- Challenge
A single number is the answer here: how many lines of the entries contain "hour"?

- Extracted material
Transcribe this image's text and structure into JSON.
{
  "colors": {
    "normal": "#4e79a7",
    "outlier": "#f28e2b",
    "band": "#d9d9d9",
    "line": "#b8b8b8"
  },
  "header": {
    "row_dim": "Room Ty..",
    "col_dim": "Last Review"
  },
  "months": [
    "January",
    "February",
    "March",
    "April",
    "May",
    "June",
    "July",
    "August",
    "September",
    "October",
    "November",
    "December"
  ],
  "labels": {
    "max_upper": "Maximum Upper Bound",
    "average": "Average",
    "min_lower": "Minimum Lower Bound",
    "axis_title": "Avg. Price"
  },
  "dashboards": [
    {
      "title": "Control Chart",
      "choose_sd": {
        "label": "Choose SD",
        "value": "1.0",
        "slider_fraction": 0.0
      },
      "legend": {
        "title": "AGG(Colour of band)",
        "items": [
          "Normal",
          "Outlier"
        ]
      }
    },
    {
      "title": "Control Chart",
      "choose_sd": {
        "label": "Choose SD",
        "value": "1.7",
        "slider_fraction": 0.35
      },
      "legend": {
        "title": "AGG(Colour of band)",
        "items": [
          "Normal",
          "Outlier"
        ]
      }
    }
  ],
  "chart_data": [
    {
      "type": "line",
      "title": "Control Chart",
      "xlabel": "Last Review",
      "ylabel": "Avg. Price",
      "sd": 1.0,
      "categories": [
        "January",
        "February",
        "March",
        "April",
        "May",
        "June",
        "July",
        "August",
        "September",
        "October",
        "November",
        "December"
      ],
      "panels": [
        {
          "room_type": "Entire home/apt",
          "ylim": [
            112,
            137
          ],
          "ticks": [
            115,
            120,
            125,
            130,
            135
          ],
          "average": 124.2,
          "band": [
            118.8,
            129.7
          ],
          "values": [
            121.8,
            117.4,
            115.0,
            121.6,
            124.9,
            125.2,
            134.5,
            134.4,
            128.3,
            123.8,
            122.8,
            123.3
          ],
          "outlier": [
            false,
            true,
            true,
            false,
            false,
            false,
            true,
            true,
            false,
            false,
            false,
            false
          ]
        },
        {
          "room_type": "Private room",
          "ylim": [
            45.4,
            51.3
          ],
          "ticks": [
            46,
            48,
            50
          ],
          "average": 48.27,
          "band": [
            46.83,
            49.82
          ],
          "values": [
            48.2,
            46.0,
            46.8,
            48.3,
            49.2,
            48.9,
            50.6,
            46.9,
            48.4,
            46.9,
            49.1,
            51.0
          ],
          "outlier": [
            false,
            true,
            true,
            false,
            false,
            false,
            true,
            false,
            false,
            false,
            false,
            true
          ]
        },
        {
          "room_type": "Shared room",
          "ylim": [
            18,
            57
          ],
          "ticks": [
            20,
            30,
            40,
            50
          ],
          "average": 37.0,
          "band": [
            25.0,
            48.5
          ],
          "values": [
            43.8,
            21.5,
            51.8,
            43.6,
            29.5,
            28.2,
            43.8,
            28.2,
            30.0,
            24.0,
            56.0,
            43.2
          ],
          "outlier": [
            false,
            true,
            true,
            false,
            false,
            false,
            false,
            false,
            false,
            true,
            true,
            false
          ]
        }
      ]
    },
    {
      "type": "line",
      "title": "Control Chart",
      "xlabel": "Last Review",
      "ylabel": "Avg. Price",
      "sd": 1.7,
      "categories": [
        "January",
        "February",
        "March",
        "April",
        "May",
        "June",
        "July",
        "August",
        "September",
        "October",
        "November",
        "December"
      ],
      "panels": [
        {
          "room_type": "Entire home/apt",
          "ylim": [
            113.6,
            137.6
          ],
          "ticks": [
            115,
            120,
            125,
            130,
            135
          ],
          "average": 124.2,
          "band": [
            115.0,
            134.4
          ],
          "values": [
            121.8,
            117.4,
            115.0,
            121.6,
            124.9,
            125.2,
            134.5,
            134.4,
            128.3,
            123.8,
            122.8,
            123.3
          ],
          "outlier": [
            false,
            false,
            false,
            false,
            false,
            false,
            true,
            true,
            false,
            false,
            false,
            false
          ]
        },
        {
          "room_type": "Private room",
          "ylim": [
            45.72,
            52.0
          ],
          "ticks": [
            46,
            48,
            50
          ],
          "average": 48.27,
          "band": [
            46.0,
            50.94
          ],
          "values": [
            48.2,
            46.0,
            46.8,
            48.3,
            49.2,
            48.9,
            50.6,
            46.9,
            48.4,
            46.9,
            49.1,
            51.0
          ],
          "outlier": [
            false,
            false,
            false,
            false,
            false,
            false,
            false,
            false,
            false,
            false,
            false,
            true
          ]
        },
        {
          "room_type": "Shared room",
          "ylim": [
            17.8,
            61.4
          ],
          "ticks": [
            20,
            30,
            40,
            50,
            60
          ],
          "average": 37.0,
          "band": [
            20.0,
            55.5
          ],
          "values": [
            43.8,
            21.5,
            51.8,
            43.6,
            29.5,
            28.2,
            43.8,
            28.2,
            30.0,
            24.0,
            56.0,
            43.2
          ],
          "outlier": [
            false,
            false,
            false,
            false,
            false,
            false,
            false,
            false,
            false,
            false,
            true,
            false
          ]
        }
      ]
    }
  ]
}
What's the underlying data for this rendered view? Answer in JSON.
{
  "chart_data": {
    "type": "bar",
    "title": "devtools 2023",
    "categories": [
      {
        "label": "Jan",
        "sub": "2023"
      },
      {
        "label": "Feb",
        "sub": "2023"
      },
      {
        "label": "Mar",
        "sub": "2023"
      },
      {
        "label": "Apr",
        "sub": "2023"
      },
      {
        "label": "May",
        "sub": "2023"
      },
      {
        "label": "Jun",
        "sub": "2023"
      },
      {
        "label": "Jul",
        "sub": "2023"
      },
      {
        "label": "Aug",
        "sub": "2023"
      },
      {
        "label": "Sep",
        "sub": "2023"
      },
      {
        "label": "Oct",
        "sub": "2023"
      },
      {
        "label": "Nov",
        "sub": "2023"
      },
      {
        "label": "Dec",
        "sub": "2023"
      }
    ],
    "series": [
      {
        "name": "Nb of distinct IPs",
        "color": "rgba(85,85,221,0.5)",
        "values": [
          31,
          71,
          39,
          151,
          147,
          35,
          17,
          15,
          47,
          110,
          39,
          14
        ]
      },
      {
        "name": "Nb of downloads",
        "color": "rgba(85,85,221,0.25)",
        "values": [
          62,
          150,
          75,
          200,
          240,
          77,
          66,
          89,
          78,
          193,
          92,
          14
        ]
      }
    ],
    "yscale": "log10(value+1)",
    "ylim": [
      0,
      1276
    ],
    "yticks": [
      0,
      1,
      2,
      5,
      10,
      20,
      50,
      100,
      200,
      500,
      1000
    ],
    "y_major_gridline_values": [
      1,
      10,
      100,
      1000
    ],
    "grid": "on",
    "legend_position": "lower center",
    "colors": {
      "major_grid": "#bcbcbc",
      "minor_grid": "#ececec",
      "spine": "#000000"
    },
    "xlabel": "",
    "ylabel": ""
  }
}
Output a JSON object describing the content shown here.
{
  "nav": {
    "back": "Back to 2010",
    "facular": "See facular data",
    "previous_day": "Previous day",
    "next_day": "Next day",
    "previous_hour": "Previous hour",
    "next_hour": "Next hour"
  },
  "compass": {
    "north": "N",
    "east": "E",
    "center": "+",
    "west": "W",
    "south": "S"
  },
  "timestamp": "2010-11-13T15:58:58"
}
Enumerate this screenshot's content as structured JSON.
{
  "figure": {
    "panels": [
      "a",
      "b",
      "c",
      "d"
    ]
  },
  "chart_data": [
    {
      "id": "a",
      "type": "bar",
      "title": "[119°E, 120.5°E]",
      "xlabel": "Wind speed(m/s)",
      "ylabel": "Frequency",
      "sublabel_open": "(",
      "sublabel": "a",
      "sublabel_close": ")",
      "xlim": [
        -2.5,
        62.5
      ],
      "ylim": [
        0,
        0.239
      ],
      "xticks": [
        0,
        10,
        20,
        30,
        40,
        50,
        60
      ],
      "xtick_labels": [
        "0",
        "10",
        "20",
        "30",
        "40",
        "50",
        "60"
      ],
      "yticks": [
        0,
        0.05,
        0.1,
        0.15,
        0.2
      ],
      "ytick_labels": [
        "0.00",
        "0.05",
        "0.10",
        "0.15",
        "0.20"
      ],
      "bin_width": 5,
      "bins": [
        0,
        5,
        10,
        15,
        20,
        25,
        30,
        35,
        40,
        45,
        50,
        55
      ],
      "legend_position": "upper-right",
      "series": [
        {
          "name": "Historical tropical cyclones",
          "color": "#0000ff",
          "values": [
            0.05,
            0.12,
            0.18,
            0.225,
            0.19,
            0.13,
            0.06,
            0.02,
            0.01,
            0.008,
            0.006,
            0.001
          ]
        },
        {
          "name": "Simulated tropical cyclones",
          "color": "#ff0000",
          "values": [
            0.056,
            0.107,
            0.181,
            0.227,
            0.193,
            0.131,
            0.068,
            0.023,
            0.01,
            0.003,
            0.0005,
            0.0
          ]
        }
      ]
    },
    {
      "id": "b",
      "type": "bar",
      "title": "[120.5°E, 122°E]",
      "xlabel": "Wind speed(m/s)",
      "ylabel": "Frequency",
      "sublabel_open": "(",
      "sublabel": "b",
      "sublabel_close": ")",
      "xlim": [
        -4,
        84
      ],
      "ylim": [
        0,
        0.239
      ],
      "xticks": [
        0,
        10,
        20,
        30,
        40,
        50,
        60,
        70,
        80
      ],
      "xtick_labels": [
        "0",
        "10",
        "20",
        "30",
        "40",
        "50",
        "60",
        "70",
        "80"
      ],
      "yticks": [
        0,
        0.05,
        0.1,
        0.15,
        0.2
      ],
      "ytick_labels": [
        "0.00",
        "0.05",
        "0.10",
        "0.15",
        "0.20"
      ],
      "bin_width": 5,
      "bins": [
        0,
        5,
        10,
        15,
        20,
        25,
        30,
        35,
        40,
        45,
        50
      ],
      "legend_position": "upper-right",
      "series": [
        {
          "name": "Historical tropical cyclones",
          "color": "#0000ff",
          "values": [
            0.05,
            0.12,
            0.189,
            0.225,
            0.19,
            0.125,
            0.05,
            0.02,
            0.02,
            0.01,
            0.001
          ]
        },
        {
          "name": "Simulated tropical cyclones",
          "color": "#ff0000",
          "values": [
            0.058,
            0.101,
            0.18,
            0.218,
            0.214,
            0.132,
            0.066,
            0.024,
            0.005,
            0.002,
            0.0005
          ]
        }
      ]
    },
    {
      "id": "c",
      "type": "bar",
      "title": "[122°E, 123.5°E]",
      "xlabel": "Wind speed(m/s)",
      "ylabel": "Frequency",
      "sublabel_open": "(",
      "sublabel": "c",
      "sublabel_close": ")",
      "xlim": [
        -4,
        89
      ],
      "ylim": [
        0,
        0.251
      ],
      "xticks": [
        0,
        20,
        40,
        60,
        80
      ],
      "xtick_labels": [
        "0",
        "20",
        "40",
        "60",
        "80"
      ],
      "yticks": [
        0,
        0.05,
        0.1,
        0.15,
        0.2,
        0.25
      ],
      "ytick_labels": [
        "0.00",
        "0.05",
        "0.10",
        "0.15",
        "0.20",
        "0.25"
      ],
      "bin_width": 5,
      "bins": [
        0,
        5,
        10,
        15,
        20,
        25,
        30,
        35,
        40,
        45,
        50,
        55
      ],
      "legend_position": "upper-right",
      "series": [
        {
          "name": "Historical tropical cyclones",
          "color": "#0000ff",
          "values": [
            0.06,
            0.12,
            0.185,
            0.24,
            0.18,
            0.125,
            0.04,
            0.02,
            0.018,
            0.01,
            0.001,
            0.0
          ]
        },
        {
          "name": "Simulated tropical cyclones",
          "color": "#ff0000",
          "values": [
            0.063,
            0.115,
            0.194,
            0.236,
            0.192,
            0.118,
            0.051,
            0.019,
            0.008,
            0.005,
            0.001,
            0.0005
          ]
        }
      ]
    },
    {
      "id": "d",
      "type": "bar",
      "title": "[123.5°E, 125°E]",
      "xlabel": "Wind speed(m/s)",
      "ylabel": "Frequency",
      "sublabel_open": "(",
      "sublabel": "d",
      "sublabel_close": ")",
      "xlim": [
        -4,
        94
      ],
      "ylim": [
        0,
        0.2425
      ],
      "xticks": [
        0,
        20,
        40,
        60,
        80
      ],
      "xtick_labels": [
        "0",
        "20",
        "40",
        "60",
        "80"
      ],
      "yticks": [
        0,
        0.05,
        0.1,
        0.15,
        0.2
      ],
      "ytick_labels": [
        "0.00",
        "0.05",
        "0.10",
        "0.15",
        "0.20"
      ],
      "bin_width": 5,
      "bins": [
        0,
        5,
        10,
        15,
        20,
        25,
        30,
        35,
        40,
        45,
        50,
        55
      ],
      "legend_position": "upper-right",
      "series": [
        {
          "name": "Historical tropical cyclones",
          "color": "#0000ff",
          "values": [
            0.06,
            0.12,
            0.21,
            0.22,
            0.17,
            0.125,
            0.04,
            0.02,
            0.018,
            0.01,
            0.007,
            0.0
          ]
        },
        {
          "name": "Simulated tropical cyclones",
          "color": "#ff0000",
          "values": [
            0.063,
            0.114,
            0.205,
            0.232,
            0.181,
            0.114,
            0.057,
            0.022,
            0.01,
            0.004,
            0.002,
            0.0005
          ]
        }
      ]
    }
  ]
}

- Answer below
2